**Your goal:**
Would you output the whole listing below, exactly as it reads?

**Dataset records:**
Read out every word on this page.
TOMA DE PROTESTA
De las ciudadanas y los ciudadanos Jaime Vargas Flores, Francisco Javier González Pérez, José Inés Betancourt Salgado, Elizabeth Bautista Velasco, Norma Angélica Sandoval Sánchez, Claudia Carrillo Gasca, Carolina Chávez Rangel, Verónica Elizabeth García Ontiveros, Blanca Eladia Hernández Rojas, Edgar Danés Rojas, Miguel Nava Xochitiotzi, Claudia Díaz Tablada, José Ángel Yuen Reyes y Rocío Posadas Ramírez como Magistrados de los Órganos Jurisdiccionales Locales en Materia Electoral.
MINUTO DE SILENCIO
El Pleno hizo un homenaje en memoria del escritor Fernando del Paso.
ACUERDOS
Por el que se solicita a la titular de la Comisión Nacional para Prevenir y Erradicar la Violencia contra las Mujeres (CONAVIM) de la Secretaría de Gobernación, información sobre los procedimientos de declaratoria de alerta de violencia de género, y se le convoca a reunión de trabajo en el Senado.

**Solution to the exercise:**
Read out every word on this page.
TOMA DE PROTESTA
De las ciudadanas y los ciudadanos Jaime Vargas Flores, Francisco Javier González Pérez, José Inés Betancourt Salgado, Elizabeth Bautista Velasco, Norma Angélica Sandoval Sánchez, Claudia Carrillo Gasca, Carolina Chávez Rangel, Verónica Elizabeth García Ontiveros, Blanca Eladia Hernández Rojas, Edgar Danés Rojas, Miguel Nava Xochitiotzi, Claudia Díaz Tablada, José Ángel Yuen Reyes y Rocío Posadas Ramírez como Magistrados de los Órganos Jurisdiccionales Locales en Materia Electoral.
MINUTO DE SILENCIO
El Pleno hizo un homenaje en memoria del escritor Fernando del Paso.
ACUERDOS
Por el que se solicita a la titular de la Comisión Nacional para Prevenir y Erradicar la Violencia contra las Mujeres (CONAVIM) de la Secretaría de Gobernación, información sobre los procedimientos de declaratoria de alerta de violencia de género, y se le convoca a reunión de trabajo en el Senado.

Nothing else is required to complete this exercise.